Given task | Copy out the lines that have "dias" in them.

------ Supplied data

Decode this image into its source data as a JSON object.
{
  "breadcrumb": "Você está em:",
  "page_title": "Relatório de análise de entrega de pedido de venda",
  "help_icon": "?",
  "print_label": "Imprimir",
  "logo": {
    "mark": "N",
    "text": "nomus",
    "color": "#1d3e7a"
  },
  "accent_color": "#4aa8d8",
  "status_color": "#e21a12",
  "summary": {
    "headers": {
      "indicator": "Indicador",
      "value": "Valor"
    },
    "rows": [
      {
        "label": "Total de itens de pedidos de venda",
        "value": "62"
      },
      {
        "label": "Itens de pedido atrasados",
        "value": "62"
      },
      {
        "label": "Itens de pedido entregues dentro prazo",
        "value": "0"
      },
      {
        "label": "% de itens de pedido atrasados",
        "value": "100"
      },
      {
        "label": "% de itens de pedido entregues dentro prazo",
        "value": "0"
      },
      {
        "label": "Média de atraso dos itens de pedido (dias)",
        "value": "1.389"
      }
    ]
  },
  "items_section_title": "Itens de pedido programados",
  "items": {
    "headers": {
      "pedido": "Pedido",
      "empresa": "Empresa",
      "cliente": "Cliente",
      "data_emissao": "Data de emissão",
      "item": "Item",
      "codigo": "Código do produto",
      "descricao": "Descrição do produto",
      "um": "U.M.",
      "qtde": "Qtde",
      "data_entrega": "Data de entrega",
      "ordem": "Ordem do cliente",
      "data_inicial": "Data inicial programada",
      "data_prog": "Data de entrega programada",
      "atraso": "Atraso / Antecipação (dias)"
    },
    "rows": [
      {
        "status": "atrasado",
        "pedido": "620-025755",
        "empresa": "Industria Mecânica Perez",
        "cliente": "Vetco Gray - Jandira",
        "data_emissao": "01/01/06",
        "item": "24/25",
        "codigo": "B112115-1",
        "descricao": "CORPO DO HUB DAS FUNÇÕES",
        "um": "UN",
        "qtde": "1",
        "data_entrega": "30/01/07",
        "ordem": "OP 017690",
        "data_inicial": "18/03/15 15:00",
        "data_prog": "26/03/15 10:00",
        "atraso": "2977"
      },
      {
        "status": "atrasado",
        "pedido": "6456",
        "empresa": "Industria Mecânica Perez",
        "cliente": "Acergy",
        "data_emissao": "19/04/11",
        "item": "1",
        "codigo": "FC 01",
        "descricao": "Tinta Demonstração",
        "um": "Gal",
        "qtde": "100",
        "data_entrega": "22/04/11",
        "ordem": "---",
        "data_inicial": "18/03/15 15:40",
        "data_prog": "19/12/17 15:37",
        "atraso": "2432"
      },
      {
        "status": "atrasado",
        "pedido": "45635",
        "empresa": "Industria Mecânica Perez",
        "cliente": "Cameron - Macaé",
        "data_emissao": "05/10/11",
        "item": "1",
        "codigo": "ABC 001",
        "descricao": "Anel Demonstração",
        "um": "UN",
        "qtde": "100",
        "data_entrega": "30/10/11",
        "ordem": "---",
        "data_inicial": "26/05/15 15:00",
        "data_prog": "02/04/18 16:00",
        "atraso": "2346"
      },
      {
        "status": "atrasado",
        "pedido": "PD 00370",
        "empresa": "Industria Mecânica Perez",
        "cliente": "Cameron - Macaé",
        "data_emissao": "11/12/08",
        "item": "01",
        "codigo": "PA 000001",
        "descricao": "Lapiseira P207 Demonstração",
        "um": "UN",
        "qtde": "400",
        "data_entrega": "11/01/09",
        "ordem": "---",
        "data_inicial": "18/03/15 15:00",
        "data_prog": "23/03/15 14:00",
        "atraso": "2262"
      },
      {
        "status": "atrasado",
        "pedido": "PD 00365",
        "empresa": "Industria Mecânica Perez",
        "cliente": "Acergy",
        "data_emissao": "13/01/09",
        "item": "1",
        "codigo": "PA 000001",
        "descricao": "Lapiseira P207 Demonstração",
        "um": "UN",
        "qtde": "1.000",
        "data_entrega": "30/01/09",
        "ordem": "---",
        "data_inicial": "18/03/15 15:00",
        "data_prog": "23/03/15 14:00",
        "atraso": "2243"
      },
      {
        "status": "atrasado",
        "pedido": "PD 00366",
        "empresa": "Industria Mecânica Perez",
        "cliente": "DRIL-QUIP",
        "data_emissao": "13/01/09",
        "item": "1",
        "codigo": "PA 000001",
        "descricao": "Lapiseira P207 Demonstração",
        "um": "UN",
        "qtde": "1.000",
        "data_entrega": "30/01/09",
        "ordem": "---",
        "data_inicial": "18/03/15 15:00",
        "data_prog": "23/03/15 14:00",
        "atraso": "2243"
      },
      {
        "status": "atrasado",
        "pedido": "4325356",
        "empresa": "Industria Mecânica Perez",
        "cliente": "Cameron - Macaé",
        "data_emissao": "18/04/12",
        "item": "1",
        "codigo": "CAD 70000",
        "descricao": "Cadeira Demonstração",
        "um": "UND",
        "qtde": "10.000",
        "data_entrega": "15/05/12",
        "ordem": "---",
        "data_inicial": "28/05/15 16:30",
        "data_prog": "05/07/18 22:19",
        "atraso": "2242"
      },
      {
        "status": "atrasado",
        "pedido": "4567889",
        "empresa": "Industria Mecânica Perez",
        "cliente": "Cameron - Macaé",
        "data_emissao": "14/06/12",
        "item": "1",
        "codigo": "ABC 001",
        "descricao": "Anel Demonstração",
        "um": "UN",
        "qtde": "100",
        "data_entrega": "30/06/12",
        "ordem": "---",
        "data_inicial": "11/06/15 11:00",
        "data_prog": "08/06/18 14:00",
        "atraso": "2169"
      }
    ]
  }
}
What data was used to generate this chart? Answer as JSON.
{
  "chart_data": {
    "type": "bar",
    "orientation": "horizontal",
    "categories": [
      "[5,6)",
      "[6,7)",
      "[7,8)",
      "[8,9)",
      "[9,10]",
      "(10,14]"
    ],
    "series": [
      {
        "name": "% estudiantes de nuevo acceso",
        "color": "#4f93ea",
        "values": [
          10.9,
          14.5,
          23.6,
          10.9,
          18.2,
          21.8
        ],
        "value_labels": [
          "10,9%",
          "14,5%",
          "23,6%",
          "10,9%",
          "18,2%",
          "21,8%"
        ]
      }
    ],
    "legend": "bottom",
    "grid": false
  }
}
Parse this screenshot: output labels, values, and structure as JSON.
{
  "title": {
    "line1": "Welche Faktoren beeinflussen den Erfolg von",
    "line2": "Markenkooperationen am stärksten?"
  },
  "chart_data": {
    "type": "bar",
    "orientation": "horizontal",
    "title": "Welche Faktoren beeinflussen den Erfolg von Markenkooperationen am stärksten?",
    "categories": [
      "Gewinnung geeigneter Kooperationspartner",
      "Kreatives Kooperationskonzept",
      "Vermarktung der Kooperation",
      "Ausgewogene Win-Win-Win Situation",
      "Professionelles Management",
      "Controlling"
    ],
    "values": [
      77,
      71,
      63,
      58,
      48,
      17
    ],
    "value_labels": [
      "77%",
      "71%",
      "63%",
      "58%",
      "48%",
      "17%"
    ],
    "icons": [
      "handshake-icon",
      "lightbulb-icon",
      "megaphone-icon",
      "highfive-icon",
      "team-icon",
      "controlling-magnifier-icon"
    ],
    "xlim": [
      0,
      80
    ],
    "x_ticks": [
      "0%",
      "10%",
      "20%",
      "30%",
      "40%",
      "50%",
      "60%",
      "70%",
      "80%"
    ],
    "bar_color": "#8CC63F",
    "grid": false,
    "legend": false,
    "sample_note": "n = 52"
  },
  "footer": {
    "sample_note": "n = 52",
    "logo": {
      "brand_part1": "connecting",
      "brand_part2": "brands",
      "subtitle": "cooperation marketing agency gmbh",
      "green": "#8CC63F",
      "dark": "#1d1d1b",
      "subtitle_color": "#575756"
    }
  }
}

------------

Exercise solution |
        "label": "Média de atraso dos itens de pedido (dias)",
      "atraso": "Atraso / Antecipação (dias)"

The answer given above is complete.